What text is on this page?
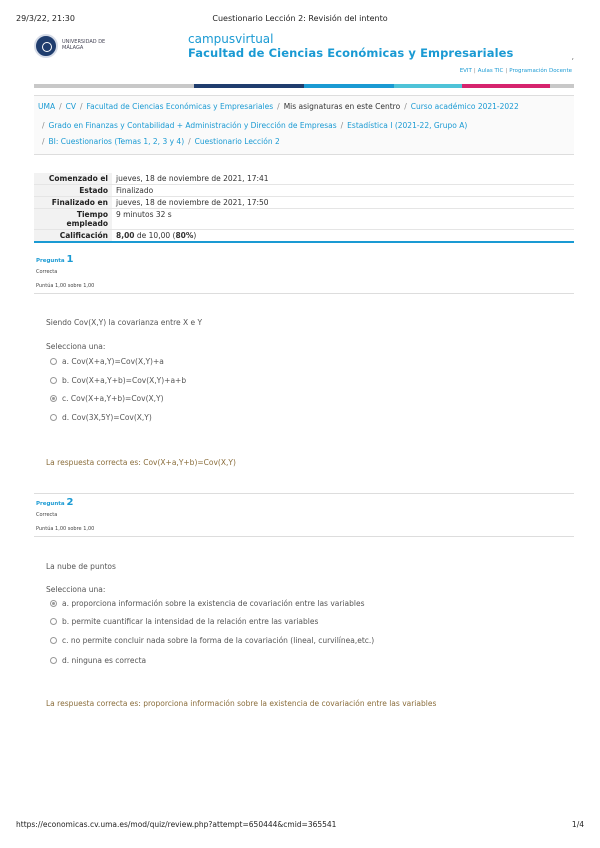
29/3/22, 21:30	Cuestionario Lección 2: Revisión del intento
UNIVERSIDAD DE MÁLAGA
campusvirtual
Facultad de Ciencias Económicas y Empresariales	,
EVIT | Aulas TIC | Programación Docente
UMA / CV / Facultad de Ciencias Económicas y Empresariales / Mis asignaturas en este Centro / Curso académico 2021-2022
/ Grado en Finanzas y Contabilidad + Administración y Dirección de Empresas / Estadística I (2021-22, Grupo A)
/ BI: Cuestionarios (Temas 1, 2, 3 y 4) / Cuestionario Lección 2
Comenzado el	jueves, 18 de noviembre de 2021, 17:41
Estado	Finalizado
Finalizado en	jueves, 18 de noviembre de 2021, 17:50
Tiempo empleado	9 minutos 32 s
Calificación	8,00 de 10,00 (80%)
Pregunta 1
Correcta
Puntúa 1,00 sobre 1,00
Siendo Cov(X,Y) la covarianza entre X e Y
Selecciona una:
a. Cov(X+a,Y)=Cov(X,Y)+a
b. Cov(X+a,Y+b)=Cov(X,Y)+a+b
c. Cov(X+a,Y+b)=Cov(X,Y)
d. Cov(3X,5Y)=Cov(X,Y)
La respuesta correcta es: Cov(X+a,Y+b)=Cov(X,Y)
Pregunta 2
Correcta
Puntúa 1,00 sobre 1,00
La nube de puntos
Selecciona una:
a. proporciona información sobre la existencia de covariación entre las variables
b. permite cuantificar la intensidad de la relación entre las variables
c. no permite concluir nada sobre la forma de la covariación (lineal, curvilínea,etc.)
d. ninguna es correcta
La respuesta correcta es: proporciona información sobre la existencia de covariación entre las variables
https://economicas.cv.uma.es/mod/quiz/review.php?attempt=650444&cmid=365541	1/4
+ + + + + + +
> **What the task asks**
Wherever the word "covariación" occurs in a line of the listing, copy that line.

> **Right answer**
a. proporciona información sobre la existencia de covariación entre las variables
c. no permite concluir nada sobre la forma de la covariación (lineal, curvilínea,etc.)
La respuesta correcta es: proporciona información sobre la existencia de covariación entre las variables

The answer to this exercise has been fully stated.